## PASSAGE PROVIDED
---*---

Quoting Swedish economist (and socialist) Assar Lindbeck, ‘In many cases rent control appears to be the most efficient technique presently known to destroy a city except for bombing.

It is said that cities like New York, clearly not destroyed by rent control, but only due to the fact that condominiums and cooperative housing are two forms of housing ownership which grew exponentially as a way of getting around rent control.

Using the quote from economist Assar Lindbeck, Eric Pickles tweeted: ‘Rent control appears to be the most efficient technique presently known to destroy a city except for bombing.

Surprisingly, Labour’s left-wing campaigning group Generation Rent warns that rent controls could see families evicted and warns that Ed Miliband’s plans for rent controls are open to abuse by unscrupulous landlords.

Labour’s flagship pledge to bring back rent controls could make “very little difference” and contains “pretty scary” loopholes which could see vulnerable people evicted from their home’ the plans would not stop landlords from hiking rents after the three year contract, the left-wing pressure group has warned.

They also criticised loopholes under which landlords will be able to evict tenants if they are selling their home or want to get it back for other reasons.

Alexander Hilton, director of Generation Rent, said: “These loopholes are pretty scary when you think they’re attached to a big financial incentive to use them ‘ because that’s the only way they will be able to put the rent up in the first three years.

“A lot of landlords would continue being decent human beings so they and their tenants would be unaffected by these proposals. But vulnerable tenants whose landlords are exploiting them could find the Labour proposals make very little difference.”

---*---

## SUPPLIED RECORDS

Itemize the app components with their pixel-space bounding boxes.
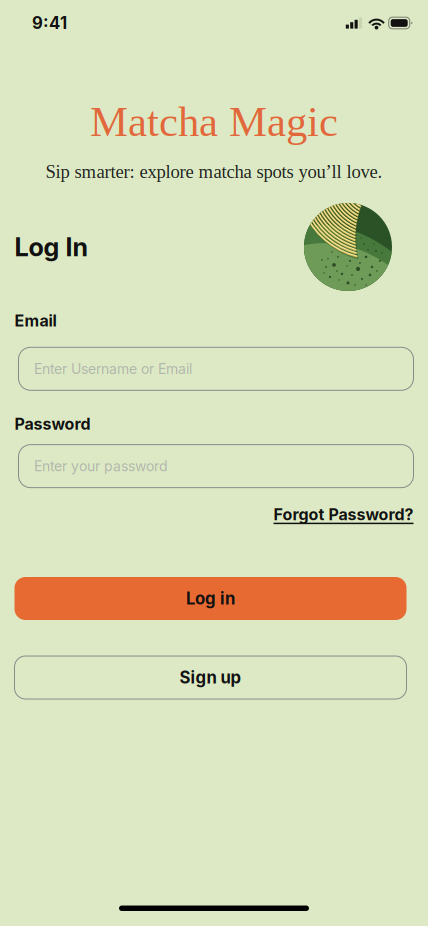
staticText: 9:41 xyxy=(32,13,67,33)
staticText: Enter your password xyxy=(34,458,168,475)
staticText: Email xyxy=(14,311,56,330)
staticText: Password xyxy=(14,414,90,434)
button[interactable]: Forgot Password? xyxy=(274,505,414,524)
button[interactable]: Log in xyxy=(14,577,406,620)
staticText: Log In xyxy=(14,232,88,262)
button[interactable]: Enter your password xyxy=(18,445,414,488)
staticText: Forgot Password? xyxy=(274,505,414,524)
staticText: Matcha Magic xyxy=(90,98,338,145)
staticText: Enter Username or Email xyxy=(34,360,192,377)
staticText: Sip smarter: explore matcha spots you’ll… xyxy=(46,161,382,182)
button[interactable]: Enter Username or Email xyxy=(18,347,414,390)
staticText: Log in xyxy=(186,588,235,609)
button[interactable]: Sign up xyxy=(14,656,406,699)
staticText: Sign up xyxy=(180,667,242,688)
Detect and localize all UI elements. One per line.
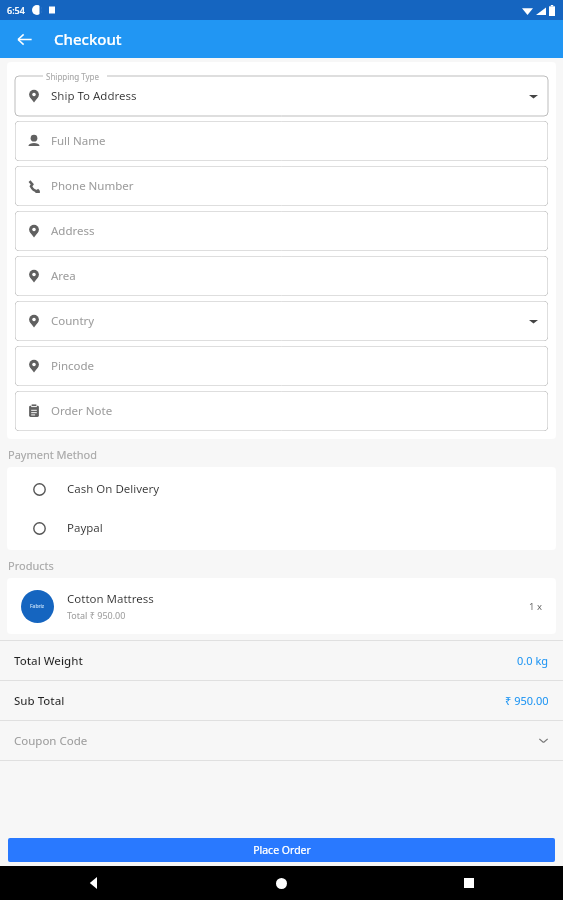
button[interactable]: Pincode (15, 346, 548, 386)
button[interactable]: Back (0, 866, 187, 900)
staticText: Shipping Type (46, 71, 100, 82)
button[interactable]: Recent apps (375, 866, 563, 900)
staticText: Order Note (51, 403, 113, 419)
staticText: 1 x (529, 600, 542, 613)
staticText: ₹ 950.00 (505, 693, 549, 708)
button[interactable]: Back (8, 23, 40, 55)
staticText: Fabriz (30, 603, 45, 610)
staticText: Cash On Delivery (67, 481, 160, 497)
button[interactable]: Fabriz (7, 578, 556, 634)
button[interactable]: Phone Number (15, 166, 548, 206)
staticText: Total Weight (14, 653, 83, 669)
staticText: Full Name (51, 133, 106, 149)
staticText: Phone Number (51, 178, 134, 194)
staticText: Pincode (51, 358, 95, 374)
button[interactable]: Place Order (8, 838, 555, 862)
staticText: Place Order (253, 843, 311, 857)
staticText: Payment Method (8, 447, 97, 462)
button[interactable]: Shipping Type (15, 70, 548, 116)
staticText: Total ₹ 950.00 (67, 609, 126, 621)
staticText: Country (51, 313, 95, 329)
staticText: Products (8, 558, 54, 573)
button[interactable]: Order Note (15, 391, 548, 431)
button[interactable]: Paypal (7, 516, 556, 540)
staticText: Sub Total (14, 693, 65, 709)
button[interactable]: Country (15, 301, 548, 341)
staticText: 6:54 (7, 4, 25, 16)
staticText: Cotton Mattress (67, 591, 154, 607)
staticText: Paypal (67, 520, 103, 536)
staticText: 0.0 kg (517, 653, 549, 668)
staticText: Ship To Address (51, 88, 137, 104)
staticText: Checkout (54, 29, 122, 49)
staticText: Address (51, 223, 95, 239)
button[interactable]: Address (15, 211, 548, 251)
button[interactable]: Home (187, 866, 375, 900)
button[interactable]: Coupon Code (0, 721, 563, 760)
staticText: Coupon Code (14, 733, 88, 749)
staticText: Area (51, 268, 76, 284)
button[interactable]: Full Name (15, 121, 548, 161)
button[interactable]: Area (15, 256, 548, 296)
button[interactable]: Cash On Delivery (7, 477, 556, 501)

---*---

## REQUESTS
[A] Answer these questions from the rent control text:
(i) Which Swedish economist is credited with saying rent control is the most efficient technique known to destroy a city except for bombing?
(ii) Which two forms of housing ownership grew exponentially as a way of getting around rent control?
(iii) Who is named as director of Generation Rent?
[B] List every line of the records that contains the word "Place".
The rent control text and the records are unrelated to each other.

## OUTPUTS
[A]
(i) Assar Lindbeck
(ii) Condominiums and cooperative housing
(iii) Alexander Hilton

[B]
button[interactable]: Place Order (8, 838, 555, 862)
staticText: Place Order (253, 843, 311, 857)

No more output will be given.